Print all the entries verbatim.

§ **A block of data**
↓

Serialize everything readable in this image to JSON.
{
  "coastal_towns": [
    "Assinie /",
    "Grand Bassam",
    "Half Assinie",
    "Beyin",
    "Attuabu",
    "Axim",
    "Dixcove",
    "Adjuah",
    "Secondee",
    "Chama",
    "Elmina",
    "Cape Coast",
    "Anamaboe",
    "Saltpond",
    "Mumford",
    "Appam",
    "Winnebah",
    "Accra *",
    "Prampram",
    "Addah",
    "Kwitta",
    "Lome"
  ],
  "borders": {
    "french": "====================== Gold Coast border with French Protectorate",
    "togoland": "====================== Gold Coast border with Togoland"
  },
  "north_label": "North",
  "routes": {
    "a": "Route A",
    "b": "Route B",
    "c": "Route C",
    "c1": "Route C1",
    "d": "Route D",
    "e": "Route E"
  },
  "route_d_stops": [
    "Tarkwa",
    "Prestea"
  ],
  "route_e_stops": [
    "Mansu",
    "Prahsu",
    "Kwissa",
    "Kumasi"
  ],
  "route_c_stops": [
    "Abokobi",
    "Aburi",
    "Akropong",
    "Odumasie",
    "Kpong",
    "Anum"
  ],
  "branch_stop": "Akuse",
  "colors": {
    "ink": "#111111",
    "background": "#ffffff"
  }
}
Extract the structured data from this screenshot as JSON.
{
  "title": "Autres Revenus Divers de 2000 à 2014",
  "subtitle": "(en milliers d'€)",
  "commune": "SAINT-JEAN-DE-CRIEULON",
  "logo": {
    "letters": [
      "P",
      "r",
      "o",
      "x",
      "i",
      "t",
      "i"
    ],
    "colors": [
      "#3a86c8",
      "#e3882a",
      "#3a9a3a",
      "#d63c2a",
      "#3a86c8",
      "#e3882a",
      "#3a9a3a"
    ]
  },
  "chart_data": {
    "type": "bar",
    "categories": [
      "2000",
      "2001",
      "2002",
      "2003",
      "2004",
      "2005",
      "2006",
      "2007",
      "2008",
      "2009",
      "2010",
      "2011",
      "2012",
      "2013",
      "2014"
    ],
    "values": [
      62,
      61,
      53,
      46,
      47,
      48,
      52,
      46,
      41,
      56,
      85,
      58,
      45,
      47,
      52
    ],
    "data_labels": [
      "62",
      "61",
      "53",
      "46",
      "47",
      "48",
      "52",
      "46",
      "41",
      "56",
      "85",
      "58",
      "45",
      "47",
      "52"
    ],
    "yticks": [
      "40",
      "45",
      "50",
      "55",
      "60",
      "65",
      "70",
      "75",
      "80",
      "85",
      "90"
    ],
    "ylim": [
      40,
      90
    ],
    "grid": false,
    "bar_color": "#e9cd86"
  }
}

↑

§ **TASK RESPONSE**
Serialize everything readable in this image to JSON.
{
  "coastal_towns": [
    "Assinie /",
    "Grand Bassam",
    "Half Assinie",
    "Beyin",
    "Attuabu",
    "Axim",
    "Dixcove",
    "Adjuah",
    "Secondee",
    "Chama",
    "Elmina",
    "Cape Coast",
    "Anamaboe",
    "Saltpond",
    "Mumford",
    "Appam",
    "Winnebah",
    "Accra *",
    "Prampram",
    "Addah",
    "Kwitta",
    "Lome"
  ],
  "borders": {
    "french": "====================== Gold Coast border with French Protectorate",
    "togoland": "====================== Gold Coast border with Togoland"
  },
  "north_label": "North",
  "routes": {
    "a": "Route A",
    "b": "Route B",
    "c": "Route C",
    "c1": "Route C1",
    "d": "Route D",
    "e": "Route E"
  },
  "route_d_stops": [
    "Tarkwa",
    "Prestea"
  ],
  "route_e_stops": [
    "Mansu",
    "Prahsu",
    "Kwissa",
    "Kumasi"
  ],
  "route_c_stops": [
    "Abokobi",
    "Aburi",
    "Akropong",
    "Odumasie",
    "Kpong",
    "Anum"
  ],
  "branch_stop": "Akuse",
  "colors": {
    "ink": "#111111",
    "background": "#ffffff"
  }
}
Extract the structured data from this screenshot as JSON.
{
  "title": "Autres Revenus Divers de 2000 à 2014",
  "subtitle": "(en milliers d'€)",
  "commune": "SAINT-JEAN-DE-CRIEULON",
  "logo": {
    "letters": [
      "P",
      "r",
      "o",
      "x",
      "i",
      "t",
      "i"
    ],
    "colors": [
      "#3a86c8",
      "#e3882a",
      "#3a9a3a",
      "#d63c2a",
      "#3a86c8",
      "#e3882a",
      "#3a9a3a"
    ]
  },
  "chart_data": {
    "type": "bar",
    "categories": [
      "2000",
      "2001",
      "2002",
      "2003",
      "2004",
      "2005",
      "2006",
      "2007",
      "2008",
      "2009",
      "2010",
      "2011",
      "2012",
      "2013",
      "2014"
    ],
    "values": [
      62,
      61,
      53,
      46,
      47,
      48,
      52,
      46,
      41,
      56,
      85,
      58,
      45,
      47,
      52
    ],
    "data_labels": [
      "62",
      "61",
      "53",
      "46",
      "47",
      "48",
      "52",
      "46",
      "41",
      "56",
      "85",
      "58",
      "45",
      "47",
      "52"
    ],
    "yticks": [
      "40",
      "45",
      "50",
      "55",
      "60",
      "65",
      "70",
      "75",
      "80",
      "85",
      "90"
    ],
    "ylim": [
      40,
      90
    ],
    "grid": false,
    "bar_color": "#e9cd86"
  }
}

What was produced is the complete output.